PROVIDED DATA >>
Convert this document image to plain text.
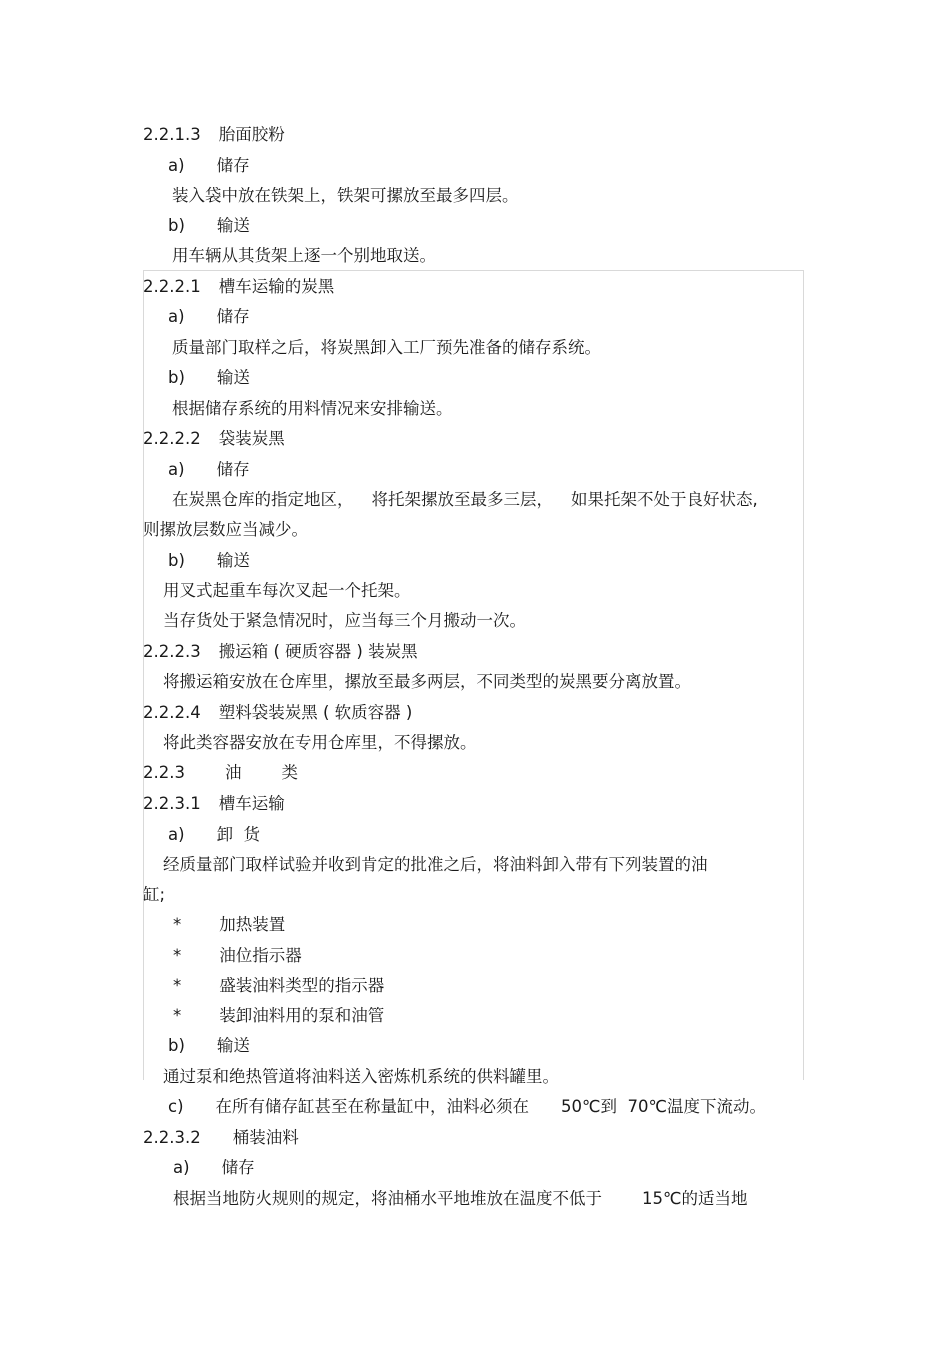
2.2.1.3 胎面胶粉
a) 储存
装入袋中放在铁架上，铁架可摞放至最多四层。
b) 输送
用车辆从其货架上逐一个别地取送。
2.2.2.1 槽车运输的炭黑
a) 储存
质量部门取样之后，将炭黑卸入工厂预先准备的储存系统。
b) 输送
根据储存系统的用料情况来安排输送。
2.2.2.2 袋装炭黑
a) 储存
在炭黑仓库的指定地区， 将托架摞放至最多三层， 如果托架不处于良好状态,
则摞放层数应当减少。
b) 输送
用叉式起重车每次叉起一个托架。
当存货处于紧急情况时，应当每三个月搬动一次。
2.2.2.3 搬运箱 ( 硬质容器 ) 装炭黑
将搬运箱安放在仓库里，摞放至最多两层，不同类型的炭黑要分离放置。
2.2.2.4 塑料袋装炭黑 ( 软质容器 )
将此类容器安放在专用仓库里，不得摞放。
2.2.3 油 类
2.2.3.1 槽车运输
a) 卸  货
经质量部门取样试验并收到肯定的批准之后，将油料卸入带有下列装置的油
缸;
* 加热装置
* 油位指示器
* 盛装油料类型的指示器
* 装卸油料用的泵和油管
b) 输送
通过泵和绝热管道将油料送入密炼机系统的供料罐里。
c) 在所有储存缸甚至在称量缸中，油料必须在 50℃到  70℃温度下流动。
2.2.3.2 桶装油料
a) 储存
根据当地防火规则的规定，将油桶水平地堆放在温度不低于 15℃的适当地
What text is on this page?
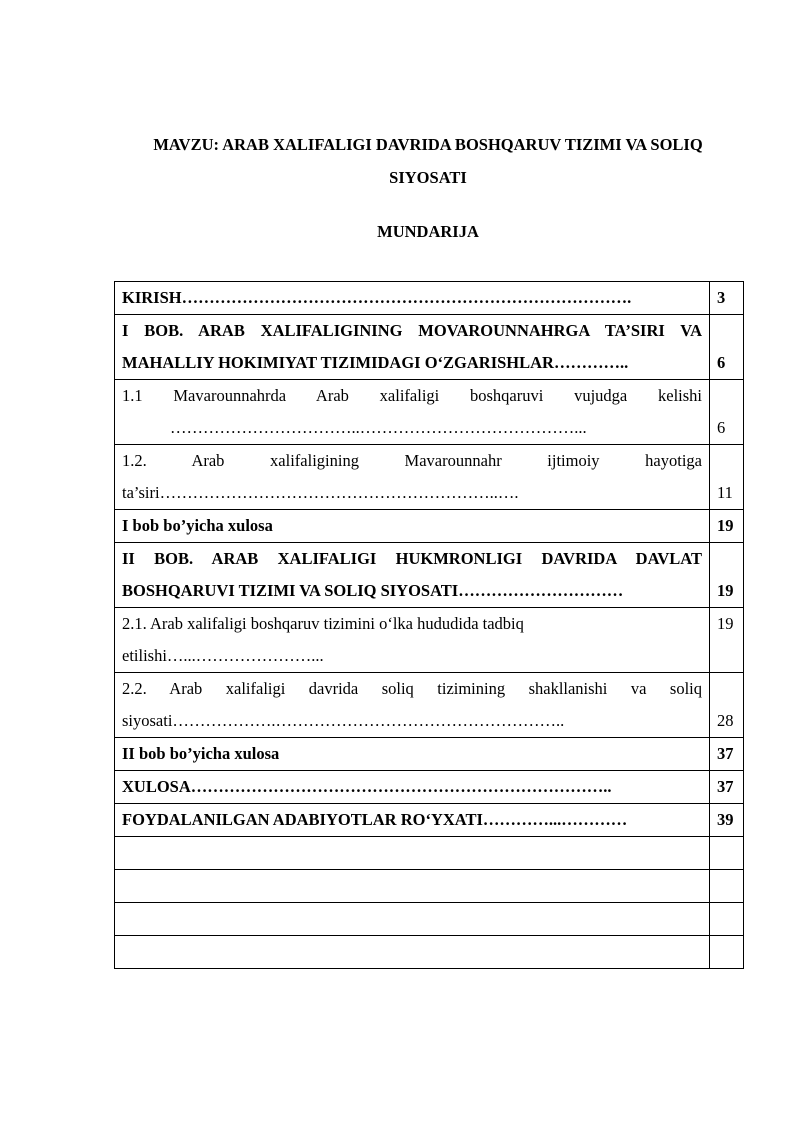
MAVZU: ARAB XALIFALIGI DAVRIDA BOSHQARUV TIZIMI VA SOLIQ
SIYOSATI
MUNDARIJA
KIRISH……………………………………………………………………….	3

I BOB. ARAB XALIFALIGINING MOVAROUNNAHRGA TA’SIRI VA
MAHALLIY HOKIMIYAT TIZIMIDAGI O‘ZGARISHLAR…………..	6

1.1 Mavarounnahrda Arab xalifaligi boshqaruvi vujudga kelishi
……………………………..…………………………………...	6

1.2. Arab xalifaligining Mavarounnahr ijtimoiy hayotiga
ta’siri……………………………………………………..….	11
I bob bo’yicha xulosa	19

II BOB. ARAB XALIFALIGI HUKMRONLIGI DAVRIDA DAVLAT
BOSHQARUVI TIZIMI VA SOLIQ SIYOSATI…………………………	19

2.1. Arab xalifaligi boshqaruv tizimini o‘lka hududida tadbiq
etilishi…...…………………...	19

2.2. Arab xalifaligi davrida soliq tizimining shakllanishi va soliq
siyosati……………….……………………………………………..	28
II bob bo’yicha xulosa	37
XULOSA…………………………………………………………………..	37
FOYDALANILGAN ADABIYOTLAR RO‘YXATI…………...…………	39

WHAT TO DO >> Exclude all pictures and reproduce verbatim the lines running from the line that contains "What text is on this page?" to the end of the data above, both ends included.

CORRECT RESPONSE >>
What text is on this page?
MAVZU: ARAB XALIFALIGI DAVRIDA BOSHQARUV TIZIMI VA SOLIQ
SIYOSATI
MUNDARIJA
KIRISH……………………………………………………………………….	3

I BOB. ARAB XALIFALIGINING MOVAROUNNAHRGA TA’SIRI VA
MAHALLIY HOKIMIYAT TIZIMIDAGI O‘ZGARISHLAR…………..	6

1.1 Mavarounnahrda Arab xalifaligi boshqaruvi vujudga kelishi
……………………………..…………………………………...	6

1.2. Arab xalifaligining Mavarounnahr ijtimoiy hayotiga
ta’siri……………………………………………………..….	11
I bob bo’yicha xulosa	19

II BOB. ARAB XALIFALIGI HUKMRONLIGI DAVRIDA DAVLAT
BOSHQARUVI TIZIMI VA SOLIQ SIYOSATI…………………………	19

2.1. Arab xalifaligi boshqaruv tizimini o‘lka hududida tadbiq
etilishi…...…………………...	19

2.2. Arab xalifaligi davrida soliq tizimining shakllanishi va soliq
siyosati……………….……………………………………………..	28
II bob bo’yicha xulosa	37
XULOSA…………………………………………………………………..	37
FOYDALANILGAN ADABIYOTLAR RO‘YXATI…………...…………	39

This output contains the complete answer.